▶ Directions:
From the entries below, say how many lines carry the word "meow", and give nothing but the number.

▶ Exercise inputs:
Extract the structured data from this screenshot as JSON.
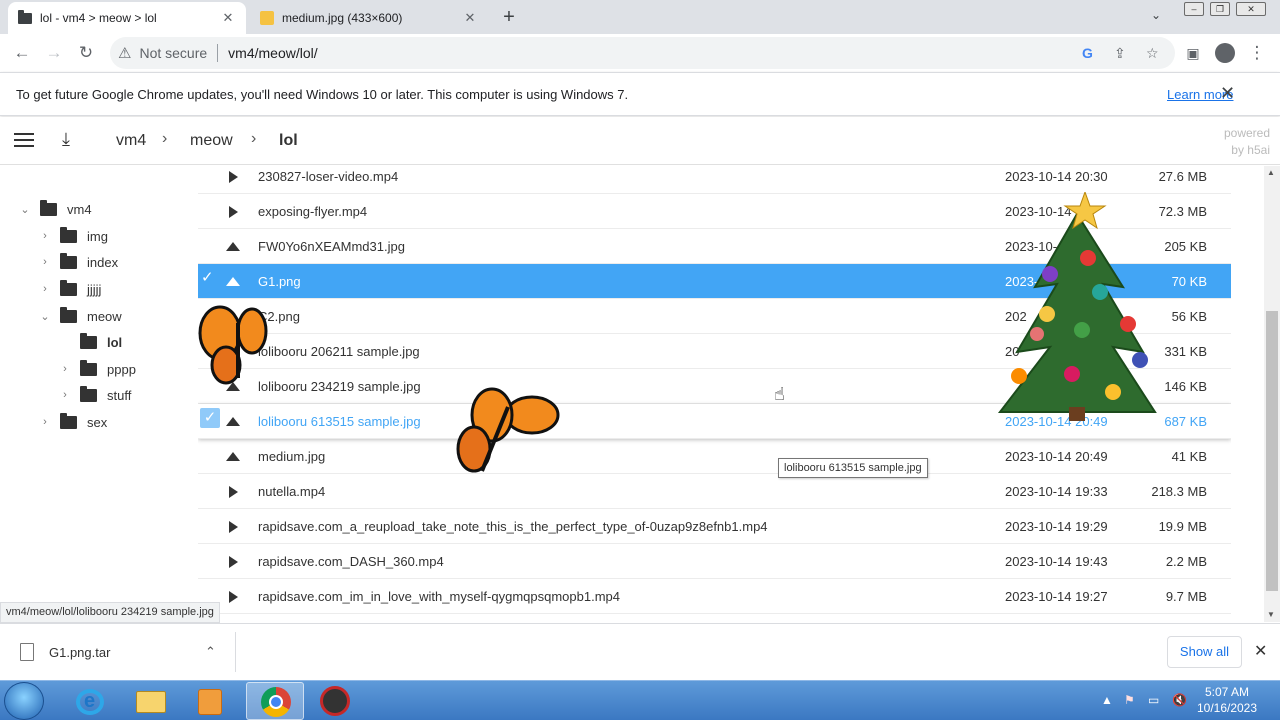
{
  "browser": {
    "tabs": [
      {
        "title": "lol - vm4 > meow > lol",
        "active": true
      },
      {
        "title": "medium.jpg (433×600)",
        "active": false
      }
    ],
    "new_tab": "+",
    "address": {
      "security_label": "Not secure",
      "url": "vm4/meow/lol/"
    },
    "infobar": {
      "message": "To get future Google Chrome updates, you'll need Windows 10 or later. This computer is using Windows 7.",
      "link": "Learn more"
    }
  },
  "app": {
    "breadcrumb": [
      "vm4",
      "meow",
      "lol"
    ],
    "powered_by": [
      "powered",
      "by h5ai"
    ],
    "tree": [
      {
        "label": "vm4",
        "level": 0,
        "expanded": true
      },
      {
        "label": "img",
        "level": 1
      },
      {
        "label": "index",
        "level": 1
      },
      {
        "label": "jjjjj",
        "level": 1
      },
      {
        "label": "meow",
        "level": 1,
        "expanded": true
      },
      {
        "label": "lol",
        "level": 2,
        "current": true
      },
      {
        "label": "pppp",
        "level": 2
      },
      {
        "label": "stuff",
        "level": 2
      },
      {
        "label": "sex",
        "level": 1
      }
    ],
    "files": [
      {
        "name": "230827-loser-video.mp4",
        "type": "video",
        "date": "2023-10-14 20:30",
        "size": "27.6 MB"
      },
      {
        "name": "exposing-flyer.mp4",
        "type": "video",
        "date": "2023-10-14",
        "size": "72.3 MB"
      },
      {
        "name": "FW0Yo6nXEAMmd31.jpg",
        "type": "image",
        "date": "2023-10-",
        "size": "205 KB"
      },
      {
        "name": "G1.png",
        "type": "image",
        "date": "2023-",
        "size": "70 KB",
        "selected": true
      },
      {
        "name": "C2.png",
        "type": "image",
        "date": "202",
        "size": "56 KB"
      },
      {
        "name": "lolibooru 206211 sample.jpg",
        "type": "image",
        "date": "20",
        "size": "331 KB"
      },
      {
        "name": "lolibooru 234219 sample.jpg",
        "type": "image",
        "date": "",
        "size": "146 KB"
      },
      {
        "name": "lolibooru 613515 sample.jpg",
        "type": "image",
        "date": "2023-10-14 20:49",
        "size": "687 KB",
        "focused": true
      },
      {
        "name": "medium.jpg",
        "type": "image",
        "date": "2023-10-14 20:49",
        "size": "41 KB"
      },
      {
        "name": "nutella.mp4",
        "type": "video",
        "date": "2023-10-14 19:33",
        "size": "218.3 MB"
      },
      {
        "name": "rapidsave.com_a_reupload_take_note_this_is_the_perfect_type_of-0uzap9z8efnb1.mp4",
        "type": "video",
        "date": "2023-10-14 19:29",
        "size": "19.9 MB"
      },
      {
        "name": "rapidsave.com_DASH_360.mp4",
        "type": "video",
        "date": "2023-10-14 19:43",
        "size": "2.2 MB"
      },
      {
        "name": "rapidsave.com_im_in_love_with_myself-qygmqpsqmopb1.mp4",
        "type": "video",
        "date": "2023-10-14 19:27",
        "size": "9.7 MB"
      }
    ],
    "tooltip": "lolibooru 613515 sample.jpg",
    "status_url": "vm4/meow/lol/lolibooru 234219 sample.jpg"
  },
  "downloads": {
    "file": "G1.png.tar",
    "show_all": "Show all"
  },
  "taskbar": {
    "time": "5:07 AM",
    "date": "10/16/2023"
  },
  "colors": {
    "selection": "#42a5f5",
    "link": "#1a73e8"
  }
}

▶ Solution:
5